>> Begin

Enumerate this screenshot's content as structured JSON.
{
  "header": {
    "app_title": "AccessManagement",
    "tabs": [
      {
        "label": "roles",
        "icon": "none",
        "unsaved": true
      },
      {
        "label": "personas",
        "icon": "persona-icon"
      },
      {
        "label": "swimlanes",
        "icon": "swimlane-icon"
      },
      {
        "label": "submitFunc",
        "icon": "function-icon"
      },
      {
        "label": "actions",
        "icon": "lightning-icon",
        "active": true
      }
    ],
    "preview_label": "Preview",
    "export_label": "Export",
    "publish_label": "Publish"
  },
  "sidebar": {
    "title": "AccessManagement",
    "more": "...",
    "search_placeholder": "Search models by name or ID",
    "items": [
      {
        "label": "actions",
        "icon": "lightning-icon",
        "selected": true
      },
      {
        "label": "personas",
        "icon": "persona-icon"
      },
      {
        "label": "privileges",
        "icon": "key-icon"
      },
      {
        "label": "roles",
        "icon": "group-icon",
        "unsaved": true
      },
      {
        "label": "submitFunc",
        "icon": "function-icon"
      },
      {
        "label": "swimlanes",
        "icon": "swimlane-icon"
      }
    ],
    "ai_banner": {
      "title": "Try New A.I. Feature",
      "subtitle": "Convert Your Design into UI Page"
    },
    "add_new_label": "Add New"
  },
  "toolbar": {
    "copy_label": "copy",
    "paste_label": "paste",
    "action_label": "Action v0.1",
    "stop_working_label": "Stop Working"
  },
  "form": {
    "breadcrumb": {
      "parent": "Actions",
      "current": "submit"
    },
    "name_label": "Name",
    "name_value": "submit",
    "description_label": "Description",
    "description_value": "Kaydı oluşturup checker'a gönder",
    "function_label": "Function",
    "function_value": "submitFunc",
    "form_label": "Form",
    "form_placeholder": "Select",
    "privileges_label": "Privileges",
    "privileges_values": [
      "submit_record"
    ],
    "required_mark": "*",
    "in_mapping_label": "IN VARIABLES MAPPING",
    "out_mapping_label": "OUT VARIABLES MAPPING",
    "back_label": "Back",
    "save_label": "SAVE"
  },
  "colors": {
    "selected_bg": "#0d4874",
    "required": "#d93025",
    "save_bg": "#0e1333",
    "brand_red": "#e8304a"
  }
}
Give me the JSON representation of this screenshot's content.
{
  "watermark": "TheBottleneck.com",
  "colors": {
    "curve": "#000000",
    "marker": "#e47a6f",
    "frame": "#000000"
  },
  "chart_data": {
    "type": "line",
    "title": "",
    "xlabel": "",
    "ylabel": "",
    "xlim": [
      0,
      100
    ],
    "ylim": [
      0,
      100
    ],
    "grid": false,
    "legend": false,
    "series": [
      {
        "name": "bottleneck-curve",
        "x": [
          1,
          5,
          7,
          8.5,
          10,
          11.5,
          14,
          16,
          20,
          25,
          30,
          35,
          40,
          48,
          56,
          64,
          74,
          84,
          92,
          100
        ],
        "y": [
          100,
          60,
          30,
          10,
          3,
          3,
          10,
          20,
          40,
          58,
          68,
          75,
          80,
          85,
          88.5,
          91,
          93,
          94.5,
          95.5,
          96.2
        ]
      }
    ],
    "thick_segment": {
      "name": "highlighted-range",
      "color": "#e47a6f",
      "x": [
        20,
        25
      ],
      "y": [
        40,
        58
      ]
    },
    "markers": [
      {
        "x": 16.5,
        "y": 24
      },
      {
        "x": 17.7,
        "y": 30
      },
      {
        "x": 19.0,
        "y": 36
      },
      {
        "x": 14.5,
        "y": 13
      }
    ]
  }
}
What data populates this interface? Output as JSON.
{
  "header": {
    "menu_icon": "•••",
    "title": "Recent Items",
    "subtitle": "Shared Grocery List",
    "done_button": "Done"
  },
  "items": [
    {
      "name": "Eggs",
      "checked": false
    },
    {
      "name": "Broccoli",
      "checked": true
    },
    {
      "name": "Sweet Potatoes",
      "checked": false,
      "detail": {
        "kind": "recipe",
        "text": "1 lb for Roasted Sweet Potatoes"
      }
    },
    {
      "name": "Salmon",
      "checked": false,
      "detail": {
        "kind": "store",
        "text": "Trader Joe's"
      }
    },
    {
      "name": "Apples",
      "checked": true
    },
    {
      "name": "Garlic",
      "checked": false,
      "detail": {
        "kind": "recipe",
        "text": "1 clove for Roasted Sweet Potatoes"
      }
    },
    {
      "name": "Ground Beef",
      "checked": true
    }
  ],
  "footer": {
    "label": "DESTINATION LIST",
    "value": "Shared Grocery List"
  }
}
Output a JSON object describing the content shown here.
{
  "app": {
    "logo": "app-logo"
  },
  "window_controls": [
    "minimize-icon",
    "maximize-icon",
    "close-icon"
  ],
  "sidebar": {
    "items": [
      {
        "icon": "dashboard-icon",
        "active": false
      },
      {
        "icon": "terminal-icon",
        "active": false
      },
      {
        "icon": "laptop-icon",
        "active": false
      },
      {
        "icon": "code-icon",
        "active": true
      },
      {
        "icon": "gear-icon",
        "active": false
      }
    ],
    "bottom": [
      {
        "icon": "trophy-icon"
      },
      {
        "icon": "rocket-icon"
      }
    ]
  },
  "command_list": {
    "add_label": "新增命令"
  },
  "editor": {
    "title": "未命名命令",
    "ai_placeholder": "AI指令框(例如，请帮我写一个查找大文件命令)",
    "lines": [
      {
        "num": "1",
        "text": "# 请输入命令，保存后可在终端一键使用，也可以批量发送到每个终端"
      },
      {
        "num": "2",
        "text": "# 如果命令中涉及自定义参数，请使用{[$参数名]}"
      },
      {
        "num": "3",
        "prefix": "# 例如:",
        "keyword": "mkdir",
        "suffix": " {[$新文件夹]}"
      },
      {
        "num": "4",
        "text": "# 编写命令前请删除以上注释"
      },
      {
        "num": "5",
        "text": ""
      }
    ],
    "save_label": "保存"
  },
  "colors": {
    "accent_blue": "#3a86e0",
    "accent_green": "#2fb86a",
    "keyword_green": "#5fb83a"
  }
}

>> End

**Written instruction:** Repeat every record, keeping each word and mark exactly as it is.

**Solution:**
Enumerate this screenshot's content as structured JSON.
{
  "header": {
    "app_title": "AccessManagement",
    "tabs": [
      {
        "label": "roles",
        "icon": "none",
        "unsaved": true
      },
      {
        "label": "personas",
        "icon": "persona-icon"
      },
      {
        "label": "swimlanes",
        "icon": "swimlane-icon"
      },
      {
        "label": "submitFunc",
        "icon": "function-icon"
      },
      {
        "label": "actions",
        "icon": "lightning-icon",
        "active": true
      }
    ],
    "preview_label": "Preview",
    "export_label": "Export",
    "publish_label": "Publish"
  },
  "sidebar": {
    "title": "AccessManagement",
    "more": "...",
    "search_placeholder": "Search models by name or ID",
    "items": [
      {
        "label": "actions",
        "icon": "lightning-icon",
        "selected": true
      },
      {
        "label": "personas",
        "icon": "persona-icon"
      },
      {
        "label": "privileges",
        "icon": "key-icon"
      },
      {
        "label": "roles",
        "icon": "group-icon",
        "unsaved": true
      },
      {
        "label": "submitFunc",
        "icon": "function-icon"
      },
      {
        "label": "swimlanes",
        "icon": "swimlane-icon"
      }
    ],
    "ai_banner": {
      "title": "Try New A.I. Feature",
      "subtitle": "Convert Your Design into UI Page"
    },
    "add_new_label": "Add New"
  },
  "toolbar": {
    "copy_label": "copy",
    "paste_label": "paste",
    "action_label": "Action v0.1",
    "stop_working_label": "Stop Working"
  },
  "form": {
    "breadcrumb": {
      "parent": "Actions",
      "current": "submit"
    },
    "name_label": "Name",
    "name_value": "submit",
    "description_label": "Description",
    "description_value": "Kaydı oluşturup checker'a gönder",
    "function_label": "Function",
    "function_value": "submitFunc",
    "form_label": "Form",
    "form_placeholder": "Select",
    "privileges_label": "Privileges",
    "privileges_values": [
      "submit_record"
    ],
    "required_mark": "*",
    "in_mapping_label": "IN VARIABLES MAPPING",
    "out_mapping_label": "OUT VARIABLES MAPPING",
    "back_label": "Back",
    "save_label": "SAVE"
  },
  "colors": {
    "selected_bg": "#0d4874",
    "required": "#d93025",
    "save_bg": "#0e1333",
    "brand_red": "#e8304a"
  }
}
Give me the JSON representation of this screenshot's content.
{
  "watermark": "TheBottleneck.com",
  "colors": {
    "curve": "#000000",
    "marker": "#e47a6f",
    "frame": "#000000"
  },
  "chart_data": {
    "type": "line",
    "title": "",
    "xlabel": "",
    "ylabel": "",
    "xlim": [
      0,
      100
    ],
    "ylim": [
      0,
      100
    ],
    "grid": false,
    "legend": false,
    "series": [
      {
        "name": "bottleneck-curve",
        "x": [
          1,
          5,
          7,
          8.5,
          10,
          11.5,
          14,
          16,
          20,
          25,
          30,
          35,
          40,
          48,
          56,
          64,
          74,
          84,
          92,
          100
        ],
        "y": [
          100,
          60,
          30,
          10,
          3,
          3,
          10,
          20,
          40,
          58,
          68,
          75,
          80,
          85,
          88.5,
          91,
          93,
          94.5,
          95.5,
          96.2
        ]
      }
    ],
    "thick_segment": {
      "name": "highlighted-range",
      "color": "#e47a6f",
      "x": [
        20,
        25
      ],
      "y": [
        40,
        58
      ]
    },
    "markers": [
      {
        "x": 16.5,
        "y": 24
      },
      {
        "x": 17.7,
        "y": 30
      },
      {
        "x": 19.0,
        "y": 36
      },
      {
        "x": 14.5,
        "y": 13
      }
    ]
  }
}
What data populates this interface? Output as JSON.
{
  "header": {
    "menu_icon": "•••",
    "title": "Recent Items",
    "subtitle": "Shared Grocery List",
    "done_button": "Done"
  },
  "items": [
    {
      "name": "Eggs",
      "checked": false
    },
    {
      "name": "Broccoli",
      "checked": true
    },
    {
      "name": "Sweet Potatoes",
      "checked": false,
      "detail": {
        "kind": "recipe",
        "text": "1 lb for Roasted Sweet Potatoes"
      }
    },
    {
      "name": "Salmon",
      "checked": false,
      "detail": {
        "kind": "store",
        "text": "Trader Joe's"
      }
    },
    {
      "name": "Apples",
      "checked": true
    },
    {
      "name": "Garlic",
      "checked": false,
      "detail": {
        "kind": "recipe",
        "text": "1 clove for Roasted Sweet Potatoes"
      }
    },
    {
      "name": "Ground Beef",
      "checked": true
    }
  ],
  "footer": {
    "label": "DESTINATION LIST",
    "value": "Shared Grocery List"
  }
}
Output a JSON object describing the content shown here.
{
  "app": {
    "logo": "app-logo"
  },
  "window_controls": [
    "minimize-icon",
    "maximize-icon",
    "close-icon"
  ],
  "sidebar": {
    "items": [
      {
        "icon": "dashboard-icon",
        "active": false
      },
      {
        "icon": "terminal-icon",
        "active": false
      },
      {
        "icon": "laptop-icon",
        "active": false
      },
      {
        "icon": "code-icon",
        "active": true
      },
      {
        "icon": "gear-icon",
        "active": false
      }
    ],
    "bottom": [
      {
        "icon": "trophy-icon"
      },
      {
        "icon": "rocket-icon"
      }
    ]
  },
  "command_list": {
    "add_label": "新增命令"
  },
  "editor": {
    "title": "未命名命令",
    "ai_placeholder": "AI指令框(例如，请帮我写一个查找大文件命令)",
    "lines": [
      {
        "num": "1",
        "text": "# 请输入命令，保存后可在终端一键使用，也可以批量发送到每个终端"
      },
      {
        "num": "2",
        "text": "# 如果命令中涉及自定义参数，请使用{[$参数名]}"
      },
      {
        "num": "3",
        "prefix": "# 例如:",
        "keyword": "mkdir",
        "suffix": " {[$新文件夹]}"
      },
      {
        "num": "4",
        "text": "# 编写命令前请删除以上注释"
      },
      {
        "num": "5",
        "text": ""
      }
    ],
    "save_label": "保存"
  },
  "colors": {
    "accent_blue": "#3a86e0",
    "accent_green": "#2fb86a",
    "keyword_green": "#5fb83a"
  }
}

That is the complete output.